— start DATA FOR PROCESSING —

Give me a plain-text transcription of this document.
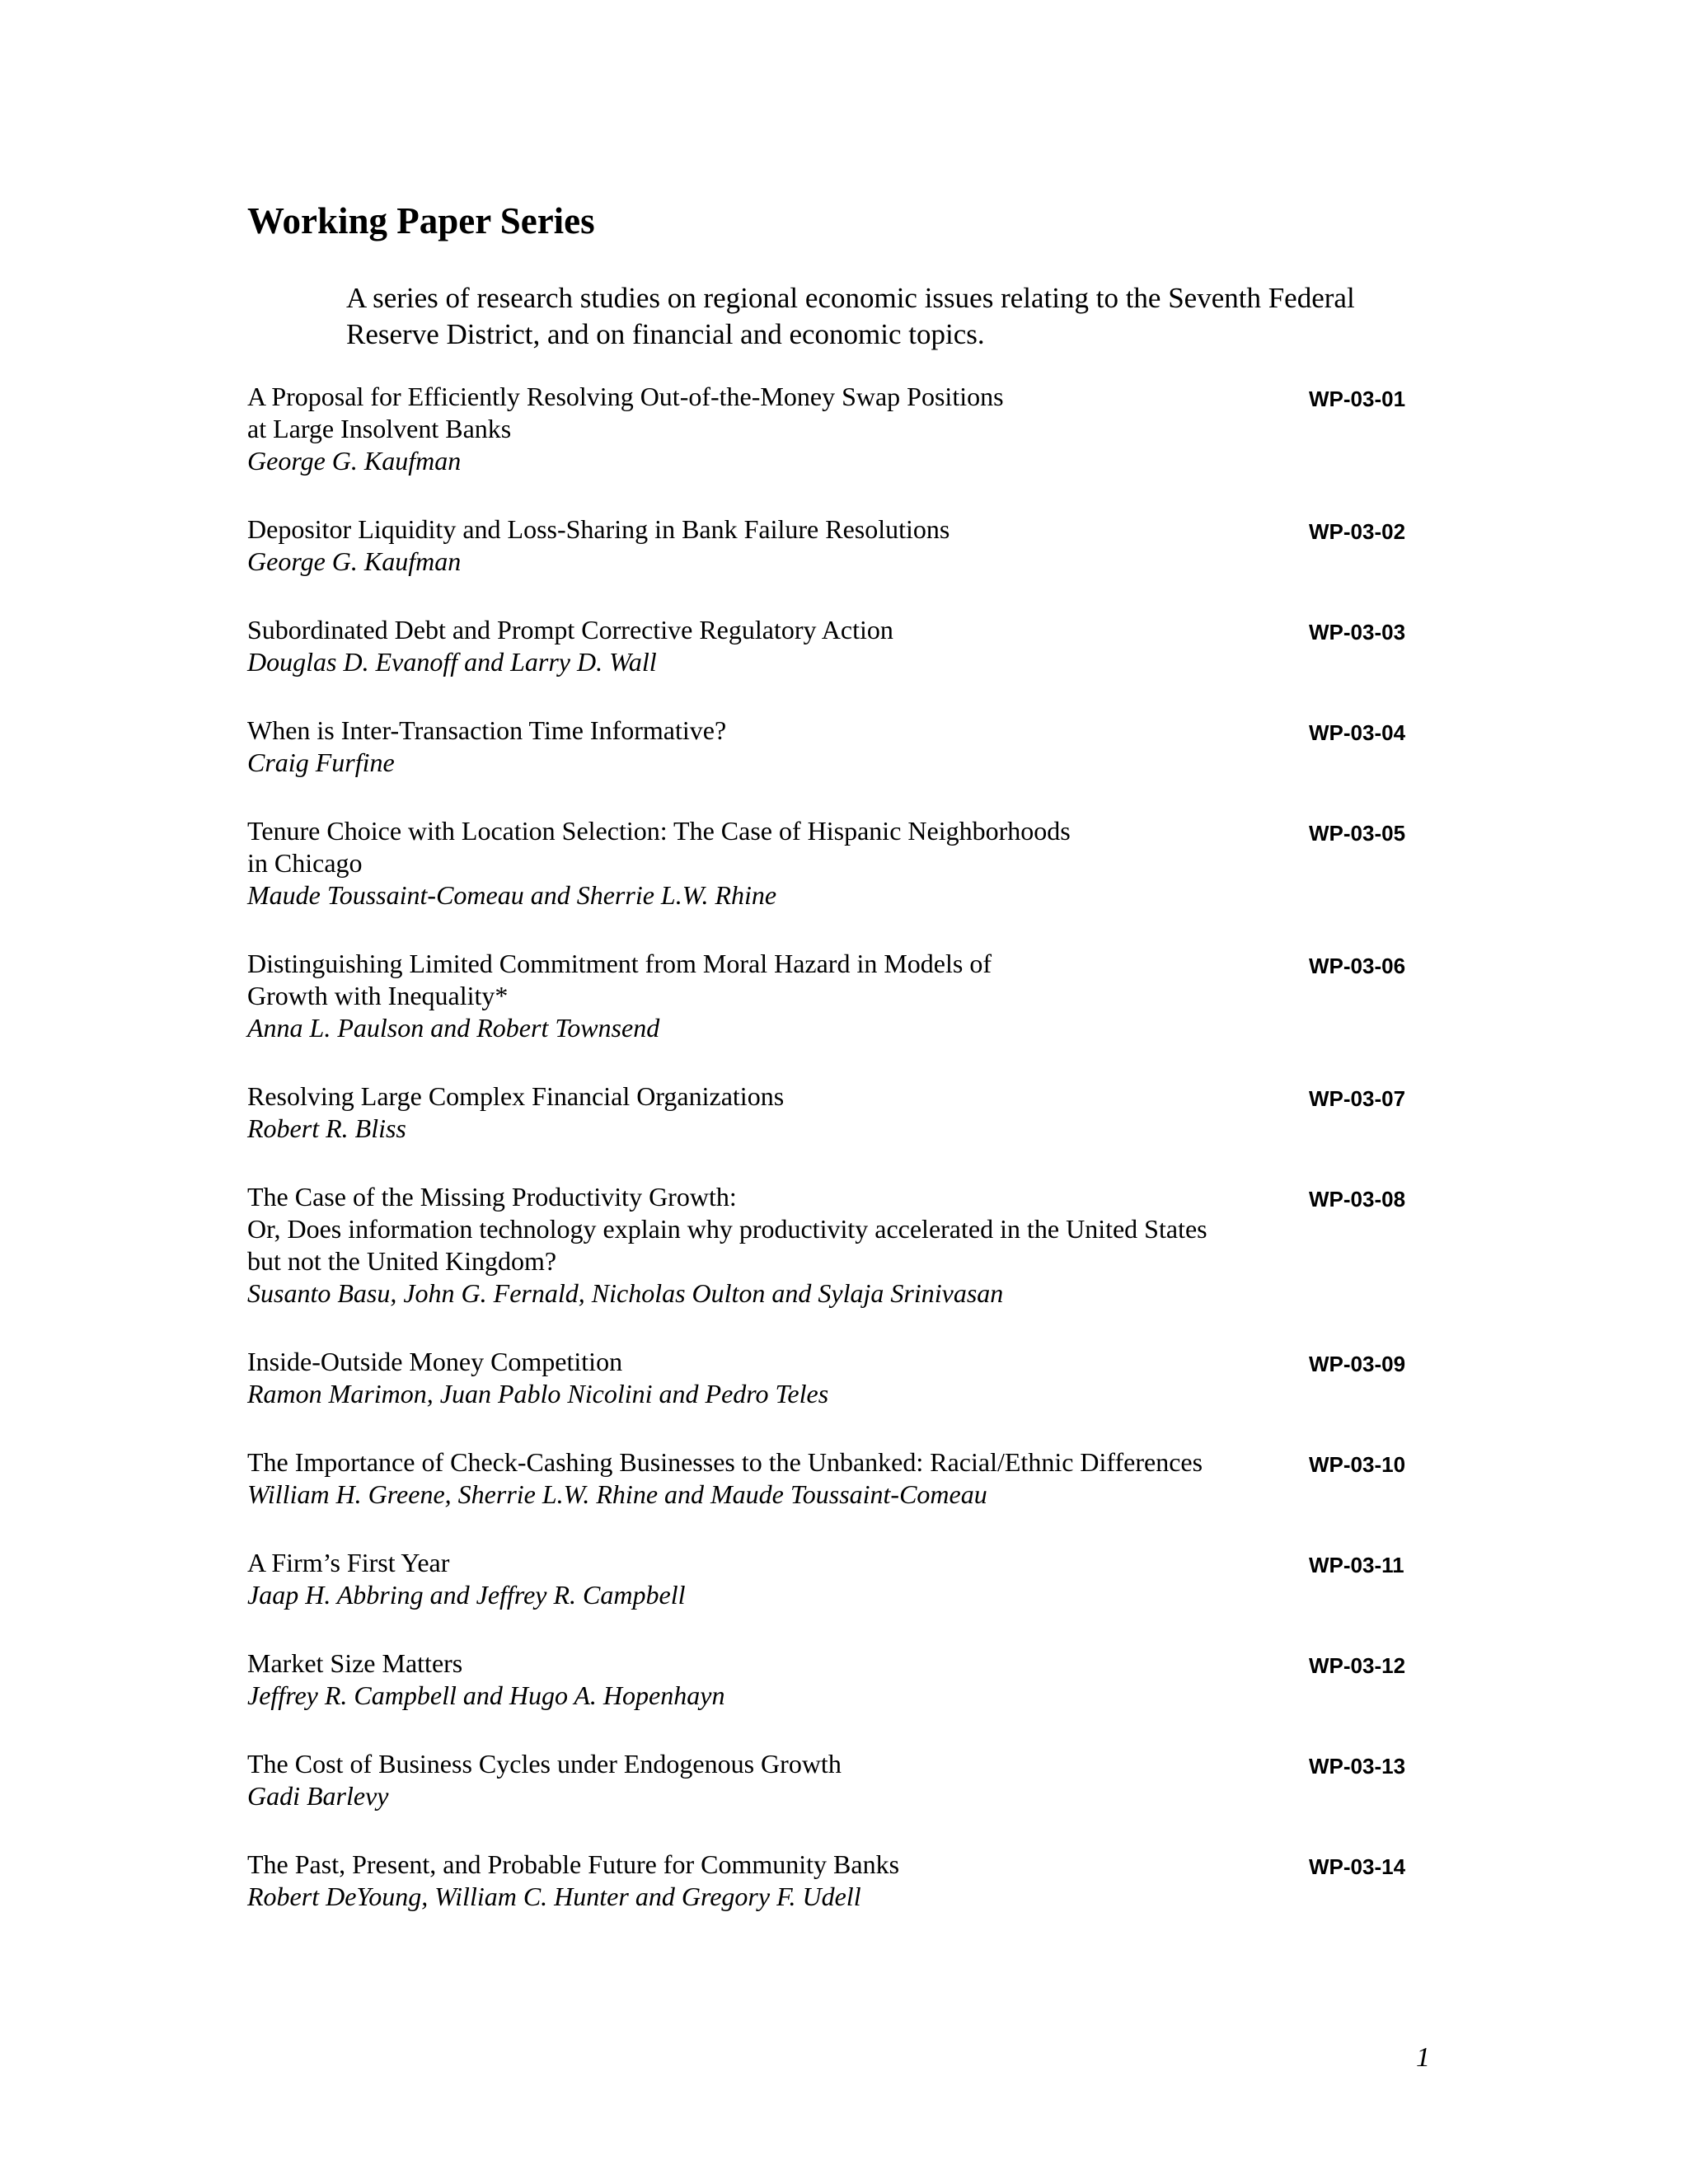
Working Paper Series

A series of research studies on regional economic issues relating to the Seventh Federal Reserve District, and on financial and economic topics.

A Proposal for Efficiently Resolving Out-of-the-Money Swap Positions

at Large Insolvent Banks

George G. Kaufman

WP-03-01

Depositor Liquidity and Loss-Sharing in Bank Failure Resolutions

George G. Kaufman

WP-03-02

Subordinated Debt and Prompt Corrective Regulatory Action

Douglas D. Evanoff and Larry D. Wall

WP-03-03

When is Inter-Transaction Time Informative?

Craig Furfine

WP-03-04

Tenure Choice with Location Selection: The Case of Hispanic Neighborhoods

in Chicago

Maude Toussaint-Comeau and Sherrie L.W. Rhine

WP-03-05

Distinguishing Limited Commitment from Moral Hazard in Models of

Growth with Inequality*

Anna L. Paulson and Robert Townsend

WP-03-06

Resolving Large Complex Financial Organizations

Robert R. Bliss

WP-03-07

The Case of the Missing Productivity Growth:

Or, Does information technology explain why productivity accelerated in the United States

but not the United Kingdom?

Susanto Basu, John G. Fernald, Nicholas Oulton and Sylaja Srinivasan

WP-03-08

Inside-Outside Money Competition

Ramon Marimon, Juan Pablo Nicolini and Pedro Teles

WP-03-09

The Importance of Check-Cashing Businesses to the Unbanked: Racial/Ethnic Differences

William H. Greene, Sherrie L.W. Rhine and Maude Toussaint-Comeau

WP-03-10

A Firm’s First Year

Jaap H. Abbring and Jeffrey R. Campbell

WP-03-11

Market Size Matters

Jeffrey R. Campbell and Hugo A. Hopenhayn

WP-03-12

The Cost of Business Cycles under Endogenous Growth

Gadi Barlevy

WP-03-13

The Past, Present, and Probable Future for Community Banks

Robert DeYoung, William C. Hunter and Gregory F. Udell

WP-03-14

1
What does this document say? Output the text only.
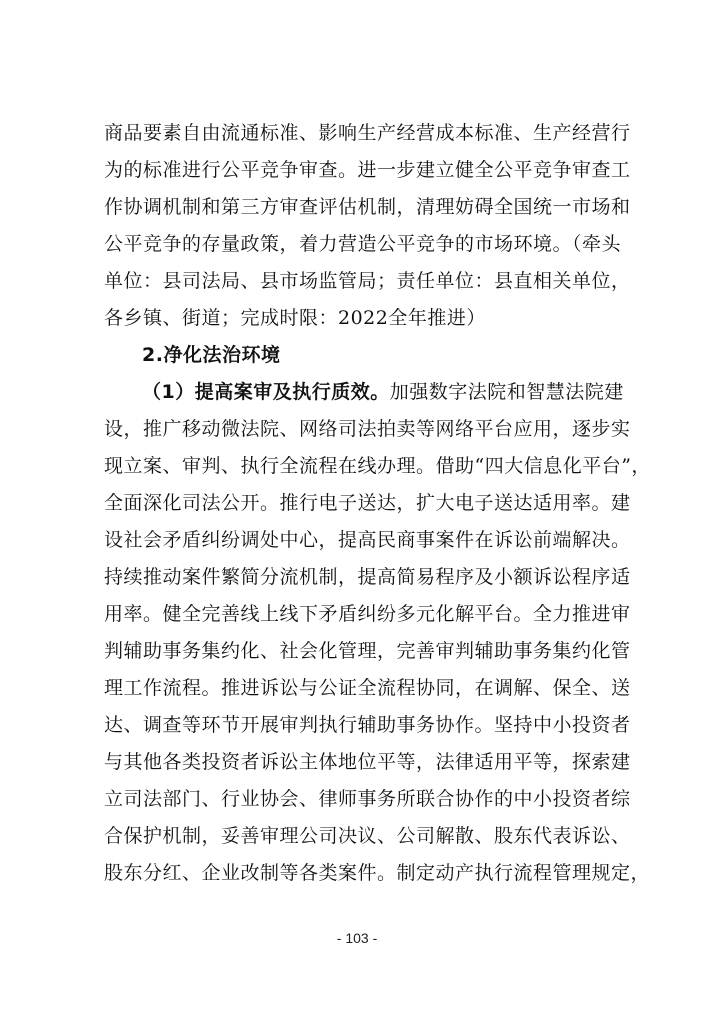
商品要素自由流通标准、影响生产经营成本标准、生产经营行
为的标准进行公平竞争审查。进一步建立健全公平竞争审查工
作协调机制和第三方审查评估机制，清理妨碍全国统一市场和
公平竞争的存量政策，着力营造公平竞争的市场环境。（牵头
单位：县司法局、县市场监管局；责任单位：县直相关单位，
各乡镇、街道；完成时限：2022全年推进）
2.净化法治环境
（1）提高案审及执行质效。加强数字法院和智慧法院建
设，推广移动微法院、网络司法拍卖等网络平台应用，逐步实
现立案、审判、执行全流程在线办理。借助“四大信息化平台”，
全面深化司法公开。推行电子送达，扩大电子送达适用率。建
设社会矛盾纠纷调处中心，提高民商事案件在诉讼前端解决。
持续推动案件繁简分流机制，提高简易程序及小额诉讼程序适
用率。健全完善线上线下矛盾纠纷多元化解平台。全力推进审
判辅助事务集约化、社会化管理，完善审判辅助事务集约化管
理工作流程。推进诉讼与公证全流程协同，在调解、保全、送
达、调查等环节开展审判执行辅助事务协作。坚持中小投资者
与其他各类投资者诉讼主体地位平等，法律适用平等，探索建
立司法部门、行业协会、律师事务所联合协作的中小投资者综
合保护机制，妥善审理公司决议、公司解散、股东代表诉讼、
股东分红、企业改制等各类案件。制定动产执行流程管理规定，
- 103 -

— end DATA FOR PROCESSING —

[SET PROBLEM]
Where a line of the records above holds the word "Jeffrey", copy that line.

[FULL ANSWER]
Jaap H. Abbring and Jeffrey R. Campbell
Jeffrey R. Campbell and Hugo A. Hopenhayn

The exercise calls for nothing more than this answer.